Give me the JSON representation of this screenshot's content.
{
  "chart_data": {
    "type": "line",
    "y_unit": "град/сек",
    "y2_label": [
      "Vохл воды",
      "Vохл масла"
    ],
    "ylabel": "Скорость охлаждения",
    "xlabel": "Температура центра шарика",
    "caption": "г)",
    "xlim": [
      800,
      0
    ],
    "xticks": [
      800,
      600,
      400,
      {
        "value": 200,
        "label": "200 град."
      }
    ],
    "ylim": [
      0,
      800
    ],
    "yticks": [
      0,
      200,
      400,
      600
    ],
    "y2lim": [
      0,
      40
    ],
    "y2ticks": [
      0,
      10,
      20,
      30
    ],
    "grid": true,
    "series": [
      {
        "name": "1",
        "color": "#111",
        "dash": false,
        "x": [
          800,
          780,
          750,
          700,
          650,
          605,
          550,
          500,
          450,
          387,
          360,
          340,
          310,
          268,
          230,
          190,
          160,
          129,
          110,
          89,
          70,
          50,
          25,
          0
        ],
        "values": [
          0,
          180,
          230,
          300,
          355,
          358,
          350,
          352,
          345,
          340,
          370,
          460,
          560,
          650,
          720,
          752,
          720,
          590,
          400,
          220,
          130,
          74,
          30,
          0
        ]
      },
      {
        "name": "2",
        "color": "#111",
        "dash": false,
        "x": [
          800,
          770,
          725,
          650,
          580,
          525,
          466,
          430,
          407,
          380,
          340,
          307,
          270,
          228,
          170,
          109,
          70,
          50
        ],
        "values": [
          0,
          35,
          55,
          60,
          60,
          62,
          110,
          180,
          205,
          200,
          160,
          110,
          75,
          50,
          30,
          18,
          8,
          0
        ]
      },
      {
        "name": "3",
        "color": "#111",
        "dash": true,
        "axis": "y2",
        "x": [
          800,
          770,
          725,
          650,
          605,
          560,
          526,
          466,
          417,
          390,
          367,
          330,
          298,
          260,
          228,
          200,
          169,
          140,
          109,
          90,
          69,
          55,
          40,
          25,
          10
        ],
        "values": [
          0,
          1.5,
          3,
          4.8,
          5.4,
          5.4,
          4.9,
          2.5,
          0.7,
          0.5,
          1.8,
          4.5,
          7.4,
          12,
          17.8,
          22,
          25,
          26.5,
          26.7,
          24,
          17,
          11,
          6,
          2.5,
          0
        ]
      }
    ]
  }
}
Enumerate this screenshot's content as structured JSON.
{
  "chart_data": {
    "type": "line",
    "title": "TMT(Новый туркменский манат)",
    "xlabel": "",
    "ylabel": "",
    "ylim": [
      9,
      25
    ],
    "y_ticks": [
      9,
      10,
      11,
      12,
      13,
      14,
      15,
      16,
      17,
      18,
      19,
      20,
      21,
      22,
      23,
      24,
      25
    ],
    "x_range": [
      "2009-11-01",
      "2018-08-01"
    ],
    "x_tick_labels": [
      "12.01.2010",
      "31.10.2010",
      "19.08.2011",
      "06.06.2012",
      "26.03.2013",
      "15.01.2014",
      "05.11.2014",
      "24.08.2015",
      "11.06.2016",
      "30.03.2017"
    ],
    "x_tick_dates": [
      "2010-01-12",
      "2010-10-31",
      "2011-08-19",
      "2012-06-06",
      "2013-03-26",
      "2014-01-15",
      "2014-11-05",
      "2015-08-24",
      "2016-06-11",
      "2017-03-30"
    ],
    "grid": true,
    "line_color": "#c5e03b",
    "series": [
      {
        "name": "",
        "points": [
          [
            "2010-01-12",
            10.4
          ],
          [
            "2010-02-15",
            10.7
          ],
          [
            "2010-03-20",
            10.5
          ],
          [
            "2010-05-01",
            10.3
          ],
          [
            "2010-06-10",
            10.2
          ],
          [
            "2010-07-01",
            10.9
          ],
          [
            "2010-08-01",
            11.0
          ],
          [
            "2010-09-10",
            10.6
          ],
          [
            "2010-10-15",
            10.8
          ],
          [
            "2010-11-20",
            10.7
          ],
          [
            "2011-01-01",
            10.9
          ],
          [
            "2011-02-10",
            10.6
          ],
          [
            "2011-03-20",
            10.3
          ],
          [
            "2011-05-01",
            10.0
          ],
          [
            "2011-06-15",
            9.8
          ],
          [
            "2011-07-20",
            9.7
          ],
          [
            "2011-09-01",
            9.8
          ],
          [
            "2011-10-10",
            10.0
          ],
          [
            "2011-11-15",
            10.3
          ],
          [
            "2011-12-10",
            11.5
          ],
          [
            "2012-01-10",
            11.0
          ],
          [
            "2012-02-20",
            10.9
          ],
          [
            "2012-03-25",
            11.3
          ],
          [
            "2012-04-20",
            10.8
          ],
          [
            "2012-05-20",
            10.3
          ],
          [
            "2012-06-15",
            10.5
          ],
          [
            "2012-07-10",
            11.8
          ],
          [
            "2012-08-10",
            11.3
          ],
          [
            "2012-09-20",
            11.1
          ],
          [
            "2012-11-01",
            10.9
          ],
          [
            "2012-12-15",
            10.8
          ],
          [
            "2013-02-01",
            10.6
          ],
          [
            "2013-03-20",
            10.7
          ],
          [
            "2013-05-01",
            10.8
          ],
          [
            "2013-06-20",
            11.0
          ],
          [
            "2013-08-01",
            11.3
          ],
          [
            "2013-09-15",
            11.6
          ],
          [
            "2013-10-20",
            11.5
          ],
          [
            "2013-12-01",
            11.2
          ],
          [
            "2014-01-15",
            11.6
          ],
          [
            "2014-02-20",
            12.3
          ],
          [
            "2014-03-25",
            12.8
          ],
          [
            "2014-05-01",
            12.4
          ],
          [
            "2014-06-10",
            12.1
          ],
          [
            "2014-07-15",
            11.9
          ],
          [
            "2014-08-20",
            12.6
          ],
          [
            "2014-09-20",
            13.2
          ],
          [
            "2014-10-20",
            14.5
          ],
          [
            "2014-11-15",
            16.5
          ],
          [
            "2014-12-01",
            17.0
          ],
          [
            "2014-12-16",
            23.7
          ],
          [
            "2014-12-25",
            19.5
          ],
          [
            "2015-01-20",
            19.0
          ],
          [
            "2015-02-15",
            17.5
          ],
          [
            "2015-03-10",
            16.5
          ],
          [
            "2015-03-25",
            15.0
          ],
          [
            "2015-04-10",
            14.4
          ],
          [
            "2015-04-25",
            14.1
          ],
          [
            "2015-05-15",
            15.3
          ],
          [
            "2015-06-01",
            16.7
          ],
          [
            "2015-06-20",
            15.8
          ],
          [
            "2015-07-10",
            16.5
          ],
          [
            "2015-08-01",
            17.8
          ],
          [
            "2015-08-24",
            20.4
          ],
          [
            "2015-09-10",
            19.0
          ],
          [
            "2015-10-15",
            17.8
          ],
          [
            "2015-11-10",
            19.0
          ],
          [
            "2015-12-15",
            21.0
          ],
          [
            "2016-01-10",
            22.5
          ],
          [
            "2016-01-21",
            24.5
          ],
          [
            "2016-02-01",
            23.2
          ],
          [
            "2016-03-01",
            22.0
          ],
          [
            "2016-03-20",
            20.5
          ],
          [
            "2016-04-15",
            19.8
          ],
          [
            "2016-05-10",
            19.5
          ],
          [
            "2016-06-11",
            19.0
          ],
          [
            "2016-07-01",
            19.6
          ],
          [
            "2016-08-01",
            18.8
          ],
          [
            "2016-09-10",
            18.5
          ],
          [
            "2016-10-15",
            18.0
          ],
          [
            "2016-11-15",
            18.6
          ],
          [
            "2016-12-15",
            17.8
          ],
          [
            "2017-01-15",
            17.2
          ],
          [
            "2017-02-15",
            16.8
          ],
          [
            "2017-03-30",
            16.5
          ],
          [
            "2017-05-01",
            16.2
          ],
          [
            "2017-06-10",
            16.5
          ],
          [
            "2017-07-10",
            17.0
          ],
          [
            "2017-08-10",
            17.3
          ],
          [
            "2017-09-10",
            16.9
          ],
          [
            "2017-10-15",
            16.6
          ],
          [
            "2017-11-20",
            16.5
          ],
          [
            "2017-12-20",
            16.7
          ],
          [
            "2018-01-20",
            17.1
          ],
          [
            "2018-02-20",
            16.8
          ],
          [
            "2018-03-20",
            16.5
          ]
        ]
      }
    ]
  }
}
+===+
TASK DETAILS:
Take every line from the data above that holds "xlabel" and copy it out.

EXERCISE OUTPUT:
    "xlabel": "Температура центра шарика",
    "xlabel": "",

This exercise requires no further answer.